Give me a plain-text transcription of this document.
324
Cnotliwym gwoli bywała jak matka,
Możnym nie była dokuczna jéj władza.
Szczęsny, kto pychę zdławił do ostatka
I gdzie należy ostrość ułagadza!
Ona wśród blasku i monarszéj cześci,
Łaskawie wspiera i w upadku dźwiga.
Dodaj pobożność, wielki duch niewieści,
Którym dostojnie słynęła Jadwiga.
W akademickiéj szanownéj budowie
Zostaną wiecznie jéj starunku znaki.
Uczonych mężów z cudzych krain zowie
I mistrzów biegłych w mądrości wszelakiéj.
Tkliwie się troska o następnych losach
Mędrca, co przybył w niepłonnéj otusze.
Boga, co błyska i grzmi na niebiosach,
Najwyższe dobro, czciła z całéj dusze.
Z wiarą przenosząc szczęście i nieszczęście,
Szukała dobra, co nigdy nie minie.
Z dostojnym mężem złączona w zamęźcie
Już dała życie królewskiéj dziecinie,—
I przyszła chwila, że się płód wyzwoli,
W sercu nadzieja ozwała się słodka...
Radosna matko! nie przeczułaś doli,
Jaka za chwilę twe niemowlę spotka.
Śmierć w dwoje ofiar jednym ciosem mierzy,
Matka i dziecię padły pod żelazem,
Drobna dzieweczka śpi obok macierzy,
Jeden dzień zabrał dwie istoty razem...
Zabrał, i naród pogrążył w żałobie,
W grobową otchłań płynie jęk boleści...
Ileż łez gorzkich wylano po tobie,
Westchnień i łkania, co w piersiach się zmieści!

····················

Description of the task
Copy out all of the data exactly, leaving nothing out.

Result
Give me a plain-text transcription of this document.
324
Cnotliwym gwoli bywała jak matka,
Możnym nie była dokuczna jéj władza.
Szczęsny, kto pychę zdławił do ostatka
I gdzie należy ostrość ułagadza!
Ona wśród blasku i monarszéj cześci,
Łaskawie wspiera i w upadku dźwiga.
Dodaj pobożność, wielki duch niewieści,
Którym dostojnie słynęła Jadwiga.
W akademickiéj szanownéj budowie
Zostaną wiecznie jéj starunku znaki.
Uczonych mężów z cudzych krain zowie
I mistrzów biegłych w mądrości wszelakiéj.
Tkliwie się troska o następnych losach
Mędrca, co przybył w niepłonnéj otusze.
Boga, co błyska i grzmi na niebiosach,
Najwyższe dobro, czciła z całéj dusze.
Z wiarą przenosząc szczęście i nieszczęście,
Szukała dobra, co nigdy nie minie.
Z dostojnym mężem złączona w zamęźcie
Już dała życie królewskiéj dziecinie,—
I przyszła chwila, że się płód wyzwoli,
W sercu nadzieja ozwała się słodka...
Radosna matko! nie przeczułaś doli,
Jaka za chwilę twe niemowlę spotka.
Śmierć w dwoje ofiar jednym ciosem mierzy,
Matka i dziecię padły pod żelazem,
Drobna dzieweczka śpi obok macierzy,
Jeden dzień zabrał dwie istoty razem...
Zabrał, i naród pogrążył w żałobie,
W grobową otchłań płynie jęk boleści...
Ileż łez gorzkich wylano po tobie,
Westchnień i łkania, co w piersiach się zmieści!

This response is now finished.